**** SELECTED PASSAGE ****

9. On December 11, President Fernandez was on the eastern
shores to help break ground for the Vista Cana Resort and
Country Club, a USD 6 billion-dollar development away from
the shore featuring townhouses and condominiums for retiring
baby boomers with prices starting below USD 150,000. The
project, backed by Venezuelan financiers, is being built by
New Jersey-based Hill International. President Fernandez
returned to the region on December 29 to break ground at
Punta Perla, a USD 1.2 billion marina and golf resort aimed
at the European market. Prince Albert of Monaco, one of the
project's investors, also wielded a shovel at the
groundbreaking.

--------------
Rapid growth with no central planning
--------------


10. Punta Cana-Bavaro has grown into the country's primary
tourist haven with expansion occurring primarily over the
past decade, as U.S., Canadian and European tour operators
and hotels have turned it into one of the Caribbean's top
all-inclusive destinations. But the growth has been
haphazard and insular. Lacking zoning or regularly enforced
local ordinances, Punta Cana's more than 40 hotels have
sprouted up without adequate public services. Furthermore,
the 30,000 hotel rooms in the region are almost entirely
located in all-inclusive resorts from which guests rarely
stray so there has been little impetus for infrastructure
development. The difference in organization between Bavaro,
north of the airport and home to the highest concentration of

all-inclusive hotels, and Punta Cana, south of the airport
and developed by Club Med, Puntacana Resort and Club and Cap
Cana, is striking. Whereas Punta Cana is orderly and has
well-paved roadways with good lighting and signage, roads in
Bavaro are confusing, cluttered, slow and bumpy. The hotels
in Punta Cana have invested in the local infrastructure
themselves rather than depending on the government which has
not given priority to infrastructure development, even in the
tourist areas.

****

**QUESTIONS:**
[1] Write out the passage on Punta Cana tourism from "all-inclusive hotels, and" up to and including "tourist areas.".
[2] Continue the report on Punta Cana-Bavaro's tourism growth from the point where it ends.

**** RECORDED DATA ****

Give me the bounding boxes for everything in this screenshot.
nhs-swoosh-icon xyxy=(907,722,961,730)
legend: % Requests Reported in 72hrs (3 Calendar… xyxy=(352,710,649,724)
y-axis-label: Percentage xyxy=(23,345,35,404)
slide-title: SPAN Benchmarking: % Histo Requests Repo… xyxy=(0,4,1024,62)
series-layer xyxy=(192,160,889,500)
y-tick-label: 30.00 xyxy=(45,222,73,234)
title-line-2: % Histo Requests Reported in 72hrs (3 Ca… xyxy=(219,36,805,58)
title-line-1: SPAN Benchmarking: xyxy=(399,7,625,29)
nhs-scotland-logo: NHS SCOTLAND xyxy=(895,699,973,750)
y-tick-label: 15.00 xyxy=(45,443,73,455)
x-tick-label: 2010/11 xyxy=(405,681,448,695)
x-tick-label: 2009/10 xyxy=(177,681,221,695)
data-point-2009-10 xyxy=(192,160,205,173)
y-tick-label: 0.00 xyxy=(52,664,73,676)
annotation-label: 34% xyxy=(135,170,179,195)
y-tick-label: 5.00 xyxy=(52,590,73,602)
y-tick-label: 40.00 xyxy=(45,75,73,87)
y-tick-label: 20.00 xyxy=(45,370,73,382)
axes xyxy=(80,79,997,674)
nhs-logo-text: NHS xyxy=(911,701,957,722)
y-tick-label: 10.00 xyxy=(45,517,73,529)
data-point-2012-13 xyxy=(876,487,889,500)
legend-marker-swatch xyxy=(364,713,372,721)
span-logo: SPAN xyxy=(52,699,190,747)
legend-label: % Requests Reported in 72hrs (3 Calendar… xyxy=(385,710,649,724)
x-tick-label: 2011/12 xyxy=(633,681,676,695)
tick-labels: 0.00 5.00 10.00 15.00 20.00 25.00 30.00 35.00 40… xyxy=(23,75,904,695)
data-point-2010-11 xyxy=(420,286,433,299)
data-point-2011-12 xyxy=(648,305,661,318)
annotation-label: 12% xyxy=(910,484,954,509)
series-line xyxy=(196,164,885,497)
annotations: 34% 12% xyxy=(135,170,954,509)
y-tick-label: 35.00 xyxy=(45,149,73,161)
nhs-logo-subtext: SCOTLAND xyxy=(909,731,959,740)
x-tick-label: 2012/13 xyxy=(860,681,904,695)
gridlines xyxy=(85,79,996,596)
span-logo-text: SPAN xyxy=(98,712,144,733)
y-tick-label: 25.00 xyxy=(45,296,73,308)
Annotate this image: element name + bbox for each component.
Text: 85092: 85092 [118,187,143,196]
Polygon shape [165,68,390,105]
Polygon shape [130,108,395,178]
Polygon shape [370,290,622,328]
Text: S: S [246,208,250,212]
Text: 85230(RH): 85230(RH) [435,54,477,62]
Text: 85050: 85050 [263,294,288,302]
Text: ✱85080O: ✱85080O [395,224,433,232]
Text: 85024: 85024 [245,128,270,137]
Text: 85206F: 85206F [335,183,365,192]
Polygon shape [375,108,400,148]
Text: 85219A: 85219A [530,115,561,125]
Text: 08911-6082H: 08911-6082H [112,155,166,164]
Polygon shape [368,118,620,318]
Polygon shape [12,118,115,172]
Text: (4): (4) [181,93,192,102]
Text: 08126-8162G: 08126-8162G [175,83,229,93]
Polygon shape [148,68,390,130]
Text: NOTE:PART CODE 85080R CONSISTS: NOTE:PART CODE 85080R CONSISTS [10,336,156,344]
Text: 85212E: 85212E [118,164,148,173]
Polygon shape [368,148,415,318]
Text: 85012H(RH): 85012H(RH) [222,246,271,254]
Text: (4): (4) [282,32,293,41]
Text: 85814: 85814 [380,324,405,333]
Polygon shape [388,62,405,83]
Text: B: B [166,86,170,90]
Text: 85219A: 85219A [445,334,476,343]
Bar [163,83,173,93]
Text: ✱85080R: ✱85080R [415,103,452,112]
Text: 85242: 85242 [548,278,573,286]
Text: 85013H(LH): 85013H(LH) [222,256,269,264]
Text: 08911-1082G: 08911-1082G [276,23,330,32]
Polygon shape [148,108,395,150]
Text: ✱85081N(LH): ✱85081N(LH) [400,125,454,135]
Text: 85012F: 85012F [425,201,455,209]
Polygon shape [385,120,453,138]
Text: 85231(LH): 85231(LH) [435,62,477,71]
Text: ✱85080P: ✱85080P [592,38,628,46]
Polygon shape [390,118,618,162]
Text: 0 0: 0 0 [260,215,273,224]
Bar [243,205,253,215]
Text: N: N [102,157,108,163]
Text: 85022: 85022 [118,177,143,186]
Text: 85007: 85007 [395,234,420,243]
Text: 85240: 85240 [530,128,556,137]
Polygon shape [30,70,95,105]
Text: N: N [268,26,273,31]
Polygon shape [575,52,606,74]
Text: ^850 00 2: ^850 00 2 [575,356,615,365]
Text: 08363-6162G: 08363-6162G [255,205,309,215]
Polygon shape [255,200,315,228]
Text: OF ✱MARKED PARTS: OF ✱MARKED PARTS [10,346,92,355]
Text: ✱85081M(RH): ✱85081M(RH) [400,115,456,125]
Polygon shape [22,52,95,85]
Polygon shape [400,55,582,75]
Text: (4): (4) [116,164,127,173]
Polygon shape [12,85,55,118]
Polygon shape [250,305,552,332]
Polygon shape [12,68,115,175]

****

**WRITTEN RESPONSES:**
[1]
all-inclusive hotels, and Punta Cana, south of the airport
and developed by Club Med, Puntacana Resort and Club and Cap
Cana, is striking. Whereas Punta Cana is orderly and has
well-paved roadways with good lighting and signage, roads in
Bavaro are confusing, cluttered, slow and bumpy. The hotels
in Punta Cana have invested in the local infrastructure
themselves rather than depending on the government which has
not given priority to infrastructure development, even in the
tourist areas.

[2]
11. The Bavaro-Punta Cana Tourism Cluster has developed an
Ordinance Plan to address this issue. The more recent influx
of second home owners and retirees, as well as the growing
community of local tourism workers, has led to more support
for this plan. A few years ago, Bavaro became its own
municipality, splitting off from Higuey, a sugar cane and
cattle ranching center about 60 kilometers inland.
Fundamental to this plan is the completion of the Tourist
Boulevard, a wide road from Punta Cana to Macao. Parts of
the boulevard are already complete and will vastly shorten
the distance between the locales along the shore. But the
most pressing component of the plan is water management;
dropping water tables indicate that current usage is
unsustainable. Sanchez, the tourism cluster's director, told
EconOff that if this situation is not addressed, Punta Cana's
popularity could wane, as happened in Puerto Plata and
Acapulco. The cluster is seeking GoDR assistance to
construct a wastewater management facility as well as an
aqueduct to bring water from inland areas where there is less
demand. Sanchez said that the municipality and private
sector support the plan but the project is only feasible with
government financing.


12. According to Sanchez, the cluster aims to become the
voice of sustainable tourism for the region, addressing
public goods such as destination marketing, park oversight
and solid waste and water management. He noted that some of
these areas can become revenue generators for the cluster.
For example, if the cluster manages to build the water
management facility, it will be able to charge users.
Likewise, park management generates revenue and the cluster
intends to charge users for solid waste pickups as well as to
generate electricity from the organic garbage. One of the
backers of the nationwide cluster program is USAID's
Dominican Sustainable Tourism Alliance (DSTA).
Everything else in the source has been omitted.